Dataset records
+ + + +

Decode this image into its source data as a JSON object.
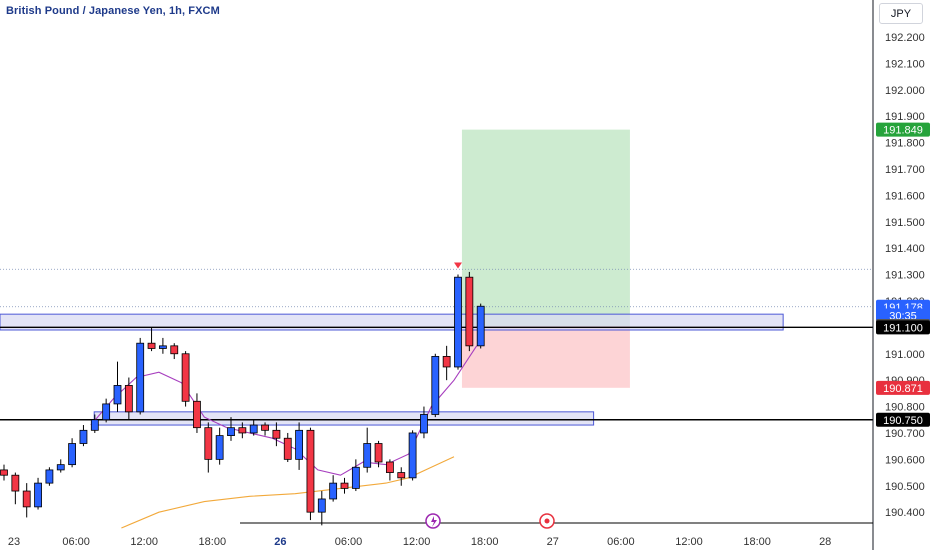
{
  "title": "British Pound / Japanese Yen, 1h, FXCM",
  "currency": "JPY",
  "colors": {
    "up": "#2962ff",
    "down": "#f23645",
    "profit_zone": "#cdebd0",
    "loss_zone": "#fdd4d6",
    "zone_fill": "#d9dbf3",
    "zone_border": "#4c58d6",
    "ema_short": "#a73fbf",
    "ema_long": "#f2a93b",
    "black": "#000000",
    "green": "#26a33b",
    "red": "#e8303e"
  },
  "chart_data": {
    "type": "candlestick",
    "title": "British Pound / Japanese Yen, 1h, FXCM",
    "y_axis": {
      "ticks": [
        190.4,
        190.5,
        190.6,
        190.7,
        190.8,
        190.9,
        191.0,
        191.1,
        191.2,
        191.3,
        191.4,
        191.5,
        191.6,
        191.7,
        191.8,
        191.9,
        192.0,
        192.1,
        192.2
      ],
      "range": [
        190.34,
        192.34
      ],
      "position": "right"
    },
    "x_axis": {
      "labels": [
        "23",
        "06:00",
        "12:00",
        "18:00",
        "26",
        "06:00",
        "12:00",
        "18:00",
        "27",
        "06:00",
        "12:00",
        "18:00",
        "28"
      ],
      "label_index": [
        0,
        6,
        12,
        18,
        24,
        30,
        36,
        42,
        48,
        54,
        60,
        66,
        72
      ],
      "bold_labels": [
        "26"
      ]
    },
    "candles": [
      [
        190.56,
        190.54,
        190.58,
        190.52
      ],
      [
        190.54,
        190.48,
        190.55,
        190.43
      ],
      [
        190.48,
        190.42,
        190.51,
        190.38
      ],
      [
        190.42,
        190.51,
        190.53,
        190.41
      ],
      [
        190.51,
        190.56,
        190.57,
        190.5
      ],
      [
        190.56,
        190.58,
        190.6,
        190.55
      ],
      [
        190.58,
        190.66,
        190.68,
        190.57
      ],
      [
        190.66,
        190.71,
        190.73,
        190.65
      ],
      [
        190.71,
        190.75,
        190.77,
        190.7
      ],
      [
        190.75,
        190.81,
        190.83,
        190.74
      ],
      [
        190.81,
        190.88,
        190.97,
        190.78
      ],
      [
        190.88,
        190.78,
        190.91,
        190.75
      ],
      [
        190.78,
        191.04,
        191.06,
        190.77
      ],
      [
        191.04,
        191.02,
        191.1,
        191.01
      ],
      [
        191.02,
        191.03,
        191.06,
        191.0
      ],
      [
        191.03,
        191.0,
        191.04,
        190.98
      ],
      [
        191.0,
        190.82,
        191.01,
        190.8
      ],
      [
        190.82,
        190.72,
        190.85,
        190.7
      ],
      [
        190.72,
        190.6,
        190.74,
        190.55
      ],
      [
        190.6,
        190.69,
        190.72,
        190.58
      ],
      [
        190.69,
        190.72,
        190.76,
        190.67
      ],
      [
        190.72,
        190.7,
        190.74,
        190.68
      ],
      [
        190.7,
        190.73,
        190.75,
        190.69
      ],
      [
        190.73,
        190.71,
        190.74,
        190.69
      ],
      [
        190.71,
        190.68,
        190.74,
        190.65
      ],
      [
        190.68,
        190.6,
        190.7,
        190.59
      ],
      [
        190.6,
        190.71,
        190.74,
        190.56
      ],
      [
        190.71,
        190.4,
        190.72,
        190.37
      ],
      [
        190.4,
        190.45,
        190.48,
        190.35
      ],
      [
        190.45,
        190.51,
        190.54,
        190.44
      ],
      [
        190.51,
        190.49,
        190.53,
        190.47
      ],
      [
        190.49,
        190.57,
        190.6,
        190.48
      ],
      [
        190.57,
        190.66,
        190.72,
        190.55
      ],
      [
        190.66,
        190.59,
        190.67,
        190.57
      ],
      [
        190.59,
        190.55,
        190.6,
        190.52
      ],
      [
        190.55,
        190.53,
        190.57,
        190.5
      ],
      [
        190.53,
        190.7,
        190.71,
        190.52
      ],
      [
        190.7,
        190.77,
        190.8,
        190.68
      ],
      [
        190.77,
        190.99,
        191.0,
        190.76
      ],
      [
        190.99,
        190.95,
        191.03,
        190.9
      ],
      [
        190.95,
        191.29,
        191.3,
        190.94
      ],
      [
        191.29,
        191.03,
        191.31,
        191.01
      ],
      [
        191.03,
        191.18,
        191.19,
        191.02
      ]
    ],
    "ema_short": [
      [
        8,
        190.73
      ],
      [
        10,
        190.83
      ],
      [
        12,
        190.91
      ],
      [
        14,
        190.93
      ],
      [
        16,
        190.89
      ],
      [
        18,
        190.76
      ],
      [
        20,
        190.72
      ],
      [
        22,
        190.7
      ],
      [
        24,
        190.68
      ],
      [
        26,
        190.64
      ],
      [
        28,
        190.56
      ],
      [
        30,
        190.54
      ],
      [
        32,
        190.59
      ],
      [
        34,
        190.58
      ],
      [
        36,
        190.62
      ],
      [
        38,
        190.8
      ],
      [
        40,
        190.9
      ],
      [
        42,
        191.03
      ]
    ],
    "ema_long": [
      [
        10.7,
        190.34
      ],
      [
        14,
        190.4
      ],
      [
        18,
        190.44
      ],
      [
        22,
        190.46
      ],
      [
        26,
        190.47
      ],
      [
        30,
        190.49
      ],
      [
        34,
        190.51
      ],
      [
        36,
        190.53
      ],
      [
        38,
        190.57
      ],
      [
        40,
        190.61
      ]
    ],
    "trade": {
      "take_profit": 191.849,
      "entry": 191.105,
      "stop_loss": 190.871,
      "start_index": 40.7,
      "end_index": 55.5
    },
    "levels": [
      {
        "price": 190.75,
        "style": "solid",
        "start_index": 0
      },
      {
        "price": 191.1,
        "style": "solid",
        "start_index": 0
      },
      {
        "price": 191.178,
        "style": "dotted",
        "start_index": 0
      },
      {
        "price": 191.32,
        "style": "dotted",
        "start_index": 0
      }
    ],
    "zones": [
      {
        "top": 191.15,
        "bottom": 191.09,
        "start_index": 0,
        "end_index": 69
      },
      {
        "top": 190.78,
        "bottom": 190.73,
        "start_index": 8.3,
        "end_index": 52.3
      }
    ],
    "price_labels": [
      {
        "text": "191.849",
        "price": 191.849,
        "bg": "green"
      },
      {
        "text": "191.178",
        "price": 191.178,
        "bg": "up"
      },
      {
        "text": "30:35",
        "price": 191.145,
        "bg": "up"
      },
      {
        "text": "191.105",
        "price": 191.105,
        "bg": "gray"
      },
      {
        "text": "191.100",
        "price": 191.1,
        "bg": "black"
      },
      {
        "text": "190.871",
        "price": 190.871,
        "bg": "red"
      },
      {
        "text": "190.750",
        "price": 190.75,
        "bg": "black"
      }
    ],
    "bottom_markers": [
      "lightning-icon",
      "record-icon"
    ]
  }
}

+ + + +

## REQUIREMENT
Search the lines for the string "British" and copy every line that has it.

## ANSWER TO THIS PROBLEM
  "title": "British Pound / Japanese Yen, 1h, FXCM",
    "title": "British Pound / Japanese Yen, 1h, FXCM",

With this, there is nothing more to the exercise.